Take down each entry exactly as written.

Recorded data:

begin

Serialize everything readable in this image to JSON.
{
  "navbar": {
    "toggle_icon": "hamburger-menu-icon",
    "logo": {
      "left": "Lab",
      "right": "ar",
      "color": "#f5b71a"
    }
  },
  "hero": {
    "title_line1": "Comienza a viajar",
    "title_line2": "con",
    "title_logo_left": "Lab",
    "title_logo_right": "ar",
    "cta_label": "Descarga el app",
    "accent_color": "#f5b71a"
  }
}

end

*SOLUTION*.
Serialize everything readable in this image to JSON.
{
  "navbar": {
    "toggle_icon": "hamburger-menu-icon",
    "logo": {
      "left": "Lab",
      "right": "ar",
      "color": "#f5b71a"
    }
  },
  "hero": {
    "title_line1": "Comienza a viajar",
    "title_line2": "con",
    "title_logo_left": "Lab",
    "title_logo_right": "ar",
    "cta_label": "Descarga el app",
    "accent_color": "#f5b71a"
  }
}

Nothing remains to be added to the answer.